> **Set problem**
Select, from the data, each line where "name" occurs.

Items from a dataset
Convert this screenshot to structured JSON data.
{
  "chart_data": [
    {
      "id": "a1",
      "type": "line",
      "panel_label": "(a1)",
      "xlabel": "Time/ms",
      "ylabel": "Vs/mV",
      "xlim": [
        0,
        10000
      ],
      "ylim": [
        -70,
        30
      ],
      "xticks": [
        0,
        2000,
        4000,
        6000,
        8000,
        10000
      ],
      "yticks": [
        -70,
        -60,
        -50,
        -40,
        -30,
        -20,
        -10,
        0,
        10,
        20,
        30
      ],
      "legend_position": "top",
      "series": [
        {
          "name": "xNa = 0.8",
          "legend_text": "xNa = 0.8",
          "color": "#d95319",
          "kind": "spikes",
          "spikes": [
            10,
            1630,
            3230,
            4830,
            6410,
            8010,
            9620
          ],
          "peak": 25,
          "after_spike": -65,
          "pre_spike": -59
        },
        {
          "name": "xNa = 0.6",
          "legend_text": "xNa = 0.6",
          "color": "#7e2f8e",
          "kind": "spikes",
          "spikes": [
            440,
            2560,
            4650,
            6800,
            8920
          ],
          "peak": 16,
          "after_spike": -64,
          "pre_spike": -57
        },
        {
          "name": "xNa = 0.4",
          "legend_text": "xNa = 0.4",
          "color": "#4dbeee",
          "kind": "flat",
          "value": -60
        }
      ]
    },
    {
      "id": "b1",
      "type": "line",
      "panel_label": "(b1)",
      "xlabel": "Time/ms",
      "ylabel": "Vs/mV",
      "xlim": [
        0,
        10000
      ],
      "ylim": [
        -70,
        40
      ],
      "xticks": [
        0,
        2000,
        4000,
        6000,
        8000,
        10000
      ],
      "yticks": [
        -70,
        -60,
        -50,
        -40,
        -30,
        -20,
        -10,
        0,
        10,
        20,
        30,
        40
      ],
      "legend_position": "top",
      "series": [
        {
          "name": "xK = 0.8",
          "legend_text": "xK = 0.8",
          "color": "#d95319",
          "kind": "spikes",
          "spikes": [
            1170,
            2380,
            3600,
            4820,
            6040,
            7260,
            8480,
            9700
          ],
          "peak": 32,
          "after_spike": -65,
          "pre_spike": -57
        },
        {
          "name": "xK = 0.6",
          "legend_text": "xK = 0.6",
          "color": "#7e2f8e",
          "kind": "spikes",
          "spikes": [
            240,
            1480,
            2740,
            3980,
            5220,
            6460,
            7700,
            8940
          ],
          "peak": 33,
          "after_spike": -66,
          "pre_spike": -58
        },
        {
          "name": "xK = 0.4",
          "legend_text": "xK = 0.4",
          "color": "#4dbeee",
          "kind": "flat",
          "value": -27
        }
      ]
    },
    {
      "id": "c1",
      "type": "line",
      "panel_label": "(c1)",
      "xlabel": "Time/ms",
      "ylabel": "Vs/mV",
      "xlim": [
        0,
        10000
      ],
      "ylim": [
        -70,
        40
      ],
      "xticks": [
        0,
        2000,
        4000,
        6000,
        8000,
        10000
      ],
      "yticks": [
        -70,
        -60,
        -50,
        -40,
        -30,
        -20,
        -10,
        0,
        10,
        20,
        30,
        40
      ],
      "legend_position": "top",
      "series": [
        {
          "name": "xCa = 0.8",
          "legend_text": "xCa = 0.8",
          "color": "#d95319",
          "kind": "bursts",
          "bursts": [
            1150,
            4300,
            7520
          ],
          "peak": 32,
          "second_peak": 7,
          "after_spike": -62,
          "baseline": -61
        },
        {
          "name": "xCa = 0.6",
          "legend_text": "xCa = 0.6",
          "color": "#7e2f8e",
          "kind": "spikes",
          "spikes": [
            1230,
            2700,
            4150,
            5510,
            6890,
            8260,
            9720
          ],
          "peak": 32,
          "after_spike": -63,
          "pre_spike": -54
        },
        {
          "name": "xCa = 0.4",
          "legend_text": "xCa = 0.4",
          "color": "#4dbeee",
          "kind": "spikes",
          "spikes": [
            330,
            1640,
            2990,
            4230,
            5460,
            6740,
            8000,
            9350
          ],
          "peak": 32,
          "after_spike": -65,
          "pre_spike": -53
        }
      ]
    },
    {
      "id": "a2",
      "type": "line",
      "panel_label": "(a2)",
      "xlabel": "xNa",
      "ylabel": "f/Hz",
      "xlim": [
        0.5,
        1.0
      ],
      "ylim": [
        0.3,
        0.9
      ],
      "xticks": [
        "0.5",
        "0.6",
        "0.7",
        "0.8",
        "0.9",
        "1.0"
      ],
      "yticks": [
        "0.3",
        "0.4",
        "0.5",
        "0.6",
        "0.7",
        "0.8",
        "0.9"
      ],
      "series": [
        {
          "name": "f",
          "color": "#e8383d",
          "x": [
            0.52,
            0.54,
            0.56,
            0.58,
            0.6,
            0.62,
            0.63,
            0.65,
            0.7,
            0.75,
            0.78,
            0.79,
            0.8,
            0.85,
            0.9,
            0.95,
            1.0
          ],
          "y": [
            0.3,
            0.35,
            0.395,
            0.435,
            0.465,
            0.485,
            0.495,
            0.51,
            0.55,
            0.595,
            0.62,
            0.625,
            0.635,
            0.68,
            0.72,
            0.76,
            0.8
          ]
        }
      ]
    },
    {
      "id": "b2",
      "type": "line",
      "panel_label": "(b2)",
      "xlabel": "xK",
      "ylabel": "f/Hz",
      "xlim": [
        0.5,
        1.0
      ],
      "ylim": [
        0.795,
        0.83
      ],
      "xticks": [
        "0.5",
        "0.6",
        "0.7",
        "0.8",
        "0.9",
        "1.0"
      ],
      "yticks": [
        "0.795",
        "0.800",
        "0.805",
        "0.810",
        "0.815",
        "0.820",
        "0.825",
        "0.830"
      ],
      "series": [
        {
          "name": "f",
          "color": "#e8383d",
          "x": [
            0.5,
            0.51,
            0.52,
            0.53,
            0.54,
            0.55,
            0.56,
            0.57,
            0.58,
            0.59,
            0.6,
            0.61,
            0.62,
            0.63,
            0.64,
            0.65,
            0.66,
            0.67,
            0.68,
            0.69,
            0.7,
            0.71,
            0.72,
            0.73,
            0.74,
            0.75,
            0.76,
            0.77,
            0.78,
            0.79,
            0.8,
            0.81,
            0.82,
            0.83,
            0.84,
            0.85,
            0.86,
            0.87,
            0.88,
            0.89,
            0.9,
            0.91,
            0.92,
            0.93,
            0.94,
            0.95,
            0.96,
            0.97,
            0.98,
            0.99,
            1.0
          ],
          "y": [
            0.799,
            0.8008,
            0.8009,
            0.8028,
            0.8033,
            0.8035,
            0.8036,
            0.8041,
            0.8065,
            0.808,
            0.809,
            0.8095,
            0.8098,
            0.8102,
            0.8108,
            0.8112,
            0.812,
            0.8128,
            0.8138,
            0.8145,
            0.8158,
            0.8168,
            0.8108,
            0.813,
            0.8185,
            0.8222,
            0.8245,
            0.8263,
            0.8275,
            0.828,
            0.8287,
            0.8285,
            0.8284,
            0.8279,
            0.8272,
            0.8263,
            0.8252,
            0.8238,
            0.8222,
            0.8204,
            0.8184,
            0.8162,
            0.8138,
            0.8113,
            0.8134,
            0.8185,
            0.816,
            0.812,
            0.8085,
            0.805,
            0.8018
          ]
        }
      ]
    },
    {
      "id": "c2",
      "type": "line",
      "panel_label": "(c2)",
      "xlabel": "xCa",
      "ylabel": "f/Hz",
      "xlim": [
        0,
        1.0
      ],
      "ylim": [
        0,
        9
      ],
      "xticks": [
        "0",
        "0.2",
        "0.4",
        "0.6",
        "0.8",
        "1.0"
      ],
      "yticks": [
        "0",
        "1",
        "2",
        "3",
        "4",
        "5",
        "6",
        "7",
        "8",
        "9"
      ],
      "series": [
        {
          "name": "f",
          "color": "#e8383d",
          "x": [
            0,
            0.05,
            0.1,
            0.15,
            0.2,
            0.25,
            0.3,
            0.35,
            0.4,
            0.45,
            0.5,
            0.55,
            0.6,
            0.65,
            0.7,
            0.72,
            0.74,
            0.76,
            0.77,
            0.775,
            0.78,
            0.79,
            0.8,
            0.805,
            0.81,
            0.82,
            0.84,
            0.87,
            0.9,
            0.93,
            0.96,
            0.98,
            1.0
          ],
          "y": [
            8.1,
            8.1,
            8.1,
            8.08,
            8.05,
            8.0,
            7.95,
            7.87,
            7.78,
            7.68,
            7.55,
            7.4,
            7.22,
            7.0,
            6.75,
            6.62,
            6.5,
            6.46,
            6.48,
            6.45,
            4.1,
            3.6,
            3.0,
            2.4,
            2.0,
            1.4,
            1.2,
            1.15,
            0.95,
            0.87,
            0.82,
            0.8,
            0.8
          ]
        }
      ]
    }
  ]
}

> **Complete answer**
          "name": "xNa = 0.8",
          "name": "xNa = 0.6",
          "name": "xNa = 0.4",
          "name": "xK = 0.8",
          "name": "xK = 0.6",
          "name": "xK = 0.4",
          "name": "xCa = 0.8",
          "name": "xCa = 0.6",
          "name": "xCa = 0.4",
          "name": "f",
          "name": "f",
          "name": "f",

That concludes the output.